* SET EXERCISE: Please edit everything from the start of the material down to the line containing "y-axis-label: Transmissibility = Acceleration", replacing "plot-frame" with "plot-area" and leaving all else unchanged. Give back only those lines.

Region and label listings

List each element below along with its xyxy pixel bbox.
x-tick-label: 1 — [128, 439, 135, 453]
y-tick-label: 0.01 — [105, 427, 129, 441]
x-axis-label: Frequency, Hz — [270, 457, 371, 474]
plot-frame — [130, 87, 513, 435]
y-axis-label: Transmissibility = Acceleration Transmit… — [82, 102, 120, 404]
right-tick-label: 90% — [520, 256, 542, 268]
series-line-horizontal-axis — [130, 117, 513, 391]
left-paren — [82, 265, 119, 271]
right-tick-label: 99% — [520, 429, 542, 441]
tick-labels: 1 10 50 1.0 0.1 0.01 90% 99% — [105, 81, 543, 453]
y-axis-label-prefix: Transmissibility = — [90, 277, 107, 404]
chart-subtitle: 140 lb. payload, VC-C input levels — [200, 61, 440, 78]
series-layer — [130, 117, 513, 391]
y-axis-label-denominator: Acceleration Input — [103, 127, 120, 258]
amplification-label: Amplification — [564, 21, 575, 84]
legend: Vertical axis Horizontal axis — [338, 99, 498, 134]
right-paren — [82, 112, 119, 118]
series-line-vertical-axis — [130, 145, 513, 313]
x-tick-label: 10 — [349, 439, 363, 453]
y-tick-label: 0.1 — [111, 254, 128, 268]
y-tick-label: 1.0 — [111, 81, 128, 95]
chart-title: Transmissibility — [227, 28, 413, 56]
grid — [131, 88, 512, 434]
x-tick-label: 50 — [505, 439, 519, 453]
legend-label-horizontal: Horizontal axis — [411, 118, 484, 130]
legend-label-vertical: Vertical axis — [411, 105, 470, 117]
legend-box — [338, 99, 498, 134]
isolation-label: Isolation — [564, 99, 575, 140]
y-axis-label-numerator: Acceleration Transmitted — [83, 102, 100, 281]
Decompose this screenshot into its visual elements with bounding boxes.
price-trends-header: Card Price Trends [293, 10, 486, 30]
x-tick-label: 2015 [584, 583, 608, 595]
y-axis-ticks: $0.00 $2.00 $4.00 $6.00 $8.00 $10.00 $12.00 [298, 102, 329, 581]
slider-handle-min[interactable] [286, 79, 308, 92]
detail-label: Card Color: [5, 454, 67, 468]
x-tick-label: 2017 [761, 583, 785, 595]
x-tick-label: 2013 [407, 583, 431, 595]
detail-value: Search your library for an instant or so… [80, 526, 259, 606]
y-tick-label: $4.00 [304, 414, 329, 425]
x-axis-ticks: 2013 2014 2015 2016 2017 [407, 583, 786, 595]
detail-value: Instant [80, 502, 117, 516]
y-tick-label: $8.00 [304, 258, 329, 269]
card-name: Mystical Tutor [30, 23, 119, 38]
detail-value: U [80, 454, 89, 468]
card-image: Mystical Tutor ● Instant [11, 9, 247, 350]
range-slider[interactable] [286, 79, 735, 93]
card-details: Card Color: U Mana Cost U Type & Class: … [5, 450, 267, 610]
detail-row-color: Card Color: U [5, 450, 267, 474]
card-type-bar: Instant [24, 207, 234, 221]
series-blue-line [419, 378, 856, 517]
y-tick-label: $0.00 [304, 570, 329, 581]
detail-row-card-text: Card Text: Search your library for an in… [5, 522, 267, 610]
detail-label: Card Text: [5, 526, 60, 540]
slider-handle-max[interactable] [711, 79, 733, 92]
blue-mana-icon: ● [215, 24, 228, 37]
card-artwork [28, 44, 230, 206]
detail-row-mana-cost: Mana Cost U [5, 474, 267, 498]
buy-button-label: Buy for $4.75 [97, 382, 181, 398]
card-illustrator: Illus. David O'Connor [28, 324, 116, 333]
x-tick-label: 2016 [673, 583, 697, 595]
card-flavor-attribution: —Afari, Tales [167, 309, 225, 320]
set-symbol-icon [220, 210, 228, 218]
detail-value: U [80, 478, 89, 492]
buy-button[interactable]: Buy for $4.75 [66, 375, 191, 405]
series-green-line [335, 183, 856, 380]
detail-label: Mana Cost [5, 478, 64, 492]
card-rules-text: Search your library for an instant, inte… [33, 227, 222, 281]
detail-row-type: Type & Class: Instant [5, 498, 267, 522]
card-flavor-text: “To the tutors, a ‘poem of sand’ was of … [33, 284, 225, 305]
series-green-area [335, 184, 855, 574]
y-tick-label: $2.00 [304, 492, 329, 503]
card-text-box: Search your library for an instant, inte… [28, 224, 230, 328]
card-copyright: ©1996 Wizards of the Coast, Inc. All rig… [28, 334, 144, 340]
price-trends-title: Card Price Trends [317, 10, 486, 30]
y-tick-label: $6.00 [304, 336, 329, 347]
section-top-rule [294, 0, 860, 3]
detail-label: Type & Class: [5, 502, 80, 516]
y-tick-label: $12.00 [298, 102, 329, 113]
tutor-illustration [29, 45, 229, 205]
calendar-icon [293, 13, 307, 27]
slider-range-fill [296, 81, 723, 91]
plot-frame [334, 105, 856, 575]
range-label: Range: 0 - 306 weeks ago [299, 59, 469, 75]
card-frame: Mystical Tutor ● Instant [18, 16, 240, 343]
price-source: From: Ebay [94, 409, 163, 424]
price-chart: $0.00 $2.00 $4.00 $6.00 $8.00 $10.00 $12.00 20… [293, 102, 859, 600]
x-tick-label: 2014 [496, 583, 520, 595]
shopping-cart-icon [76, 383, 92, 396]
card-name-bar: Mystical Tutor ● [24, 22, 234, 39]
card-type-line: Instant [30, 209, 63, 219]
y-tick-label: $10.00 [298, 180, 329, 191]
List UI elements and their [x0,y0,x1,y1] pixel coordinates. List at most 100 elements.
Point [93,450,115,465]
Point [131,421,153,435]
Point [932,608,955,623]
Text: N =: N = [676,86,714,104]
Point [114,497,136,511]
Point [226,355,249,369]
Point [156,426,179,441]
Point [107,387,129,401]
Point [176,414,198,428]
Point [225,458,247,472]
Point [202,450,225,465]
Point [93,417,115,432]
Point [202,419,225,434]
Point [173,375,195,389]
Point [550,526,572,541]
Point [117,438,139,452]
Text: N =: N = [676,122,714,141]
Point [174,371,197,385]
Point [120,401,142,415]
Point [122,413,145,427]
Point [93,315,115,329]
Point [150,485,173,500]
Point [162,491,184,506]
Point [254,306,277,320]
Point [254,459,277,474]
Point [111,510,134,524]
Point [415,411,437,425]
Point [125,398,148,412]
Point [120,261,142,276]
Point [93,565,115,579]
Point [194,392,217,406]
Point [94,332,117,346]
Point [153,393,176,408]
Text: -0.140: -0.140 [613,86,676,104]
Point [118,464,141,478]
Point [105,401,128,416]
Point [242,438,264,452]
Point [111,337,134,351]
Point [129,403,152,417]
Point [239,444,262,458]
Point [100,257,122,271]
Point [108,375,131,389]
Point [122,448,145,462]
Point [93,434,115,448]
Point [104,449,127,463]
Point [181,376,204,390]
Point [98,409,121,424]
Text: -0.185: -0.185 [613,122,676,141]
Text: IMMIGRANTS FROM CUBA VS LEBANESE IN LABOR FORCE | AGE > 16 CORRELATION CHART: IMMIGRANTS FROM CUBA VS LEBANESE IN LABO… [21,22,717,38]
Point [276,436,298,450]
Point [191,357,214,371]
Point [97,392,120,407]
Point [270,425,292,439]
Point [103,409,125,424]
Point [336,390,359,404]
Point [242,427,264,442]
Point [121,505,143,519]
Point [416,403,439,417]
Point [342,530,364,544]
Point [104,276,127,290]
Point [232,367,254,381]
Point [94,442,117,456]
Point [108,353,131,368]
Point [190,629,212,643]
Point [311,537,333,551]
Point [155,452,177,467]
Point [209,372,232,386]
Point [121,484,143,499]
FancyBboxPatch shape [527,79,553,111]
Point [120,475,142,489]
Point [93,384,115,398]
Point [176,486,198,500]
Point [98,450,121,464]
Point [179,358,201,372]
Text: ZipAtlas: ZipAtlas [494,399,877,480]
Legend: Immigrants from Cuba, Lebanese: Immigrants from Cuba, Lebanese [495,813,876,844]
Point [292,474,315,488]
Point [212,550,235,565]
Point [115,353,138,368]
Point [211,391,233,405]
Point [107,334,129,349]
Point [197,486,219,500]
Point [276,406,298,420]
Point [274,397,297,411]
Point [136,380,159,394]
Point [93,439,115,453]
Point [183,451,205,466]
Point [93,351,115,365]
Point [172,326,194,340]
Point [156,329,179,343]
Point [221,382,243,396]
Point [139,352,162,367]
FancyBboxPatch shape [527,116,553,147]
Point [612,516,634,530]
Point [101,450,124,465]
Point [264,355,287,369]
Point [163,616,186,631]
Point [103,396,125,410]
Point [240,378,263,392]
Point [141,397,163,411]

* TASK OUTPUT:
List each element below along with its xyxy pixel bbox.
x-tick-label: 1 — [128, 439, 135, 453]
y-tick-label: 0.01 — [105, 427, 129, 441]
x-axis-label: Frequency, Hz — [270, 457, 371, 474]
plot-area — [130, 87, 513, 435]
y-axis-label: Transmissibility = Acceleration Transmit… — [82, 102, 120, 404]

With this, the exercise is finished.